:: Request ::
Output exactly the lines between the line that contains "Extract the structured" and the last line of the material, counting both.

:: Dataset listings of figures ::
%%
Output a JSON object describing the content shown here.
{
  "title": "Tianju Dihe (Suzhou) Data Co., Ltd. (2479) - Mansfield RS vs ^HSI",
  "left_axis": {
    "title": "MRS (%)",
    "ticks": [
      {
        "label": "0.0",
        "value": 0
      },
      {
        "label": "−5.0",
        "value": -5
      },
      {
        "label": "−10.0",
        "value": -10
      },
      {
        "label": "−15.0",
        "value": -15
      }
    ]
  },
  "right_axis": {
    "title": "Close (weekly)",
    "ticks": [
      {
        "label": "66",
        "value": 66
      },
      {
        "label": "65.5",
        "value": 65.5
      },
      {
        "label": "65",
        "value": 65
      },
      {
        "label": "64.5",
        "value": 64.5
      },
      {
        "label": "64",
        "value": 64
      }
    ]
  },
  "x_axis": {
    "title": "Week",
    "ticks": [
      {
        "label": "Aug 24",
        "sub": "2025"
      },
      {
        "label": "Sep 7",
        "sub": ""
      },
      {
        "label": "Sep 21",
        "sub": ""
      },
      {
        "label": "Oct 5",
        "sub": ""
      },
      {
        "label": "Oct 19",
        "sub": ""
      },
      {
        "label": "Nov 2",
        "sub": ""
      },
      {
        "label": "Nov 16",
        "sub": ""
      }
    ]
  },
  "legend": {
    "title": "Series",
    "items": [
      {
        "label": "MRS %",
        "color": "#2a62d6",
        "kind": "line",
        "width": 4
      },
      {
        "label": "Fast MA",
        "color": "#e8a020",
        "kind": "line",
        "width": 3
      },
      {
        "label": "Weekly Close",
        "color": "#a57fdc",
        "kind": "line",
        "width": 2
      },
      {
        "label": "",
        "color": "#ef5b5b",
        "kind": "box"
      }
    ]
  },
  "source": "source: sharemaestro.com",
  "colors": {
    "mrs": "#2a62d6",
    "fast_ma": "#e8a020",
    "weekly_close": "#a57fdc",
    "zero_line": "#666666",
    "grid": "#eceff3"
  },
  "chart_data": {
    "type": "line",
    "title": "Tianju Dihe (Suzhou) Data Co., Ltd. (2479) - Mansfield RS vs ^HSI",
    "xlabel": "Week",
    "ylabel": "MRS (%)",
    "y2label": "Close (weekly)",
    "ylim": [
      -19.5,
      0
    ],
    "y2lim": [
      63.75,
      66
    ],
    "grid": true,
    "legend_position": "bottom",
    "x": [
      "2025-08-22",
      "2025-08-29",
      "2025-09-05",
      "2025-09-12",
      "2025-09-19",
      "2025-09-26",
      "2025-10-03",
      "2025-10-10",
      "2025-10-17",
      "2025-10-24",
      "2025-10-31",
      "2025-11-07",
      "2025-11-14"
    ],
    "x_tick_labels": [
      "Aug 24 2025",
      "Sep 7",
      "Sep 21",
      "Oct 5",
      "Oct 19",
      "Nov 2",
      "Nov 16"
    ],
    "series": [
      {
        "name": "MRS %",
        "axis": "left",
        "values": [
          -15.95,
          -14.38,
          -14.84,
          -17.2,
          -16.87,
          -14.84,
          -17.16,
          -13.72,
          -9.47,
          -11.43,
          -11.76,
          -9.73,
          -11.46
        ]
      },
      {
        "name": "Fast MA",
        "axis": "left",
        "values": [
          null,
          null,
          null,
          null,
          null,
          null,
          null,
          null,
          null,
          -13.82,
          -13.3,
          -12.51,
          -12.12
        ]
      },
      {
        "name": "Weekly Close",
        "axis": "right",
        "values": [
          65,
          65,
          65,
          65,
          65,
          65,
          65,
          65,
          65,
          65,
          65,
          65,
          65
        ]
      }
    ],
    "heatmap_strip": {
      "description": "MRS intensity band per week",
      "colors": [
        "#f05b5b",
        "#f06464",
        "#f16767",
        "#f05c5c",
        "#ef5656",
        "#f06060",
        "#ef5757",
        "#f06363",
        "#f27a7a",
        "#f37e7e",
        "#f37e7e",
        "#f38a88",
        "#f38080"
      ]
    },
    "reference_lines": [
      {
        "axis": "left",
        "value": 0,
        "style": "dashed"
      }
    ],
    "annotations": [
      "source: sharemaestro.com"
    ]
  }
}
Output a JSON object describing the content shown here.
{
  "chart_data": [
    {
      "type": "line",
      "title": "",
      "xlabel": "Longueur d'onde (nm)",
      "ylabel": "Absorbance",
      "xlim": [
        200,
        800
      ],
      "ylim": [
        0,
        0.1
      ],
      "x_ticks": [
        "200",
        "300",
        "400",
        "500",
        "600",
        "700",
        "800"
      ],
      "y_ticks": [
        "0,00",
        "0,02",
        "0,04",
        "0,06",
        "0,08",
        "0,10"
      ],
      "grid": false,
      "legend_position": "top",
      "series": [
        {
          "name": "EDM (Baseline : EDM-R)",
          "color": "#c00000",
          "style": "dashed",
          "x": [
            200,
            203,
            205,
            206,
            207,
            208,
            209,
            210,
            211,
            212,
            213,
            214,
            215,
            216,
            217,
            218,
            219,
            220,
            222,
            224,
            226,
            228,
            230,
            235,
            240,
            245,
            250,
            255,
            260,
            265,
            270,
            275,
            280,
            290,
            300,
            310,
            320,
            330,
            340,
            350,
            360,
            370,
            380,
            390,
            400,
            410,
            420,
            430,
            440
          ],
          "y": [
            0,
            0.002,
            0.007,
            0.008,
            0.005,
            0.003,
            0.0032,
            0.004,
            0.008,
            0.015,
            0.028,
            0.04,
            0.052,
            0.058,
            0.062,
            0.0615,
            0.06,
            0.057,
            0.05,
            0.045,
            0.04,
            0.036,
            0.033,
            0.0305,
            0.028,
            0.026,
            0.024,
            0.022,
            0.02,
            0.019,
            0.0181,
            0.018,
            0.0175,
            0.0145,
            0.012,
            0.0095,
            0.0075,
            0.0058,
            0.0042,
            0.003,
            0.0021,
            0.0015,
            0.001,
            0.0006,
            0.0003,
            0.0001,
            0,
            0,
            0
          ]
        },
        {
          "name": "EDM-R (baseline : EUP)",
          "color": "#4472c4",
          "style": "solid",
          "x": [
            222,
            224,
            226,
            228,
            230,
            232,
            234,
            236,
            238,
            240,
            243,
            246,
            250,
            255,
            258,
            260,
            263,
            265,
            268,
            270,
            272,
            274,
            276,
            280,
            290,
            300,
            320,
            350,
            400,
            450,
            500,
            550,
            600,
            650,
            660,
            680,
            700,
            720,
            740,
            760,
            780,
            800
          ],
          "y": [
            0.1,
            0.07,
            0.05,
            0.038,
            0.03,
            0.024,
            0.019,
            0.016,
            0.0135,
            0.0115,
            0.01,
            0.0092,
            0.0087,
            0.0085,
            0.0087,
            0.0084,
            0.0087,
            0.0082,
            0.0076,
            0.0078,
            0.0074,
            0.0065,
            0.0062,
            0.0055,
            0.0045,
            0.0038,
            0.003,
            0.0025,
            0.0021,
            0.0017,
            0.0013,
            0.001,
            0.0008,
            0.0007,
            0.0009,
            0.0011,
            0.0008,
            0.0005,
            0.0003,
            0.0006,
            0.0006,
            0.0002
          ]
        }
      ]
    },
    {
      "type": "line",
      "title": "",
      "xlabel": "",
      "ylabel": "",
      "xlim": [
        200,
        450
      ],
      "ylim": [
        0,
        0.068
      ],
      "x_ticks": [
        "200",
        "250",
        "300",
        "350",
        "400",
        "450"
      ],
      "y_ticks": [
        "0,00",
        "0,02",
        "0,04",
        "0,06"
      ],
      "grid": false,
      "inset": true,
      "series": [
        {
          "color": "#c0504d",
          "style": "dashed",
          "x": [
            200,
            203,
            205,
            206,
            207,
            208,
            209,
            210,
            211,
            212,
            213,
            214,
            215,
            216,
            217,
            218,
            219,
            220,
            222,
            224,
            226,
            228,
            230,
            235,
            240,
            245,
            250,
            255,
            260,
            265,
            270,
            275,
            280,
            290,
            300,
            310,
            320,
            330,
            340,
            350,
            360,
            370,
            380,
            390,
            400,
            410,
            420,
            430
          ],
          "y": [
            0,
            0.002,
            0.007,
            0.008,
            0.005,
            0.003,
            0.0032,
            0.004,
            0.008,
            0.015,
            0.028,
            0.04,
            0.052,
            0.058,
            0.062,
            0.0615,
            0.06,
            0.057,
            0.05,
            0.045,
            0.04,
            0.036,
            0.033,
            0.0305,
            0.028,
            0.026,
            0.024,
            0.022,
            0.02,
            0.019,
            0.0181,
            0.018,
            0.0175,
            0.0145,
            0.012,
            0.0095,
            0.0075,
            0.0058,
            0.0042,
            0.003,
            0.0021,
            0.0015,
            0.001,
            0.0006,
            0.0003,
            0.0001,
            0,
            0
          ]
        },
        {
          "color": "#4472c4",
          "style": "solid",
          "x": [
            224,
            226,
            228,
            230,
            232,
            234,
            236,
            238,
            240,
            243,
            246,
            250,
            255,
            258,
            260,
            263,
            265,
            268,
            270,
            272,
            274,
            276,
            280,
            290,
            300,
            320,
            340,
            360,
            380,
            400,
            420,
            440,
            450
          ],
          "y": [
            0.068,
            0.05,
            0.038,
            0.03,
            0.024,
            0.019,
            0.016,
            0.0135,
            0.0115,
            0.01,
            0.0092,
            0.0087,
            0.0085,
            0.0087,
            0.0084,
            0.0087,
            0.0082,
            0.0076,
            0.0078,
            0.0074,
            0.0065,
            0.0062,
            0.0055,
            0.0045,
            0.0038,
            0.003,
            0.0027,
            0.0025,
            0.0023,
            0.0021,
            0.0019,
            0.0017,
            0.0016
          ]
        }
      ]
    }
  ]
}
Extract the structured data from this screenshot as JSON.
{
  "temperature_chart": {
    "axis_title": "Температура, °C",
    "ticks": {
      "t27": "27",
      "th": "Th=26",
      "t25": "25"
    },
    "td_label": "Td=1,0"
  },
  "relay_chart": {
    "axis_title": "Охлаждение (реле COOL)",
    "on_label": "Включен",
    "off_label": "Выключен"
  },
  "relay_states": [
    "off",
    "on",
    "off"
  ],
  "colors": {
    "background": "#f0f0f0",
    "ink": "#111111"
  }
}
%%
:: Response to the exercise ::
Extract the structured data from this screenshot as JSON.
{
  "temperature_chart": {
    "axis_title": "Температура, °C",
    "ticks": {
      "t27": "27",
      "th": "Th=26",
      "t25": "25"
    },
    "td_label": "Td=1,0"
  },
  "relay_chart": {
    "axis_title": "Охлаждение (реле COOL)",
    "on_label": "Включен",
    "off_label": "Выключен"
  },
  "relay_states": [
    "off",
    "on",
    "off"
  ],
  "colors": {
    "background": "#f0f0f0",
    "ink": "#111111"
  }
}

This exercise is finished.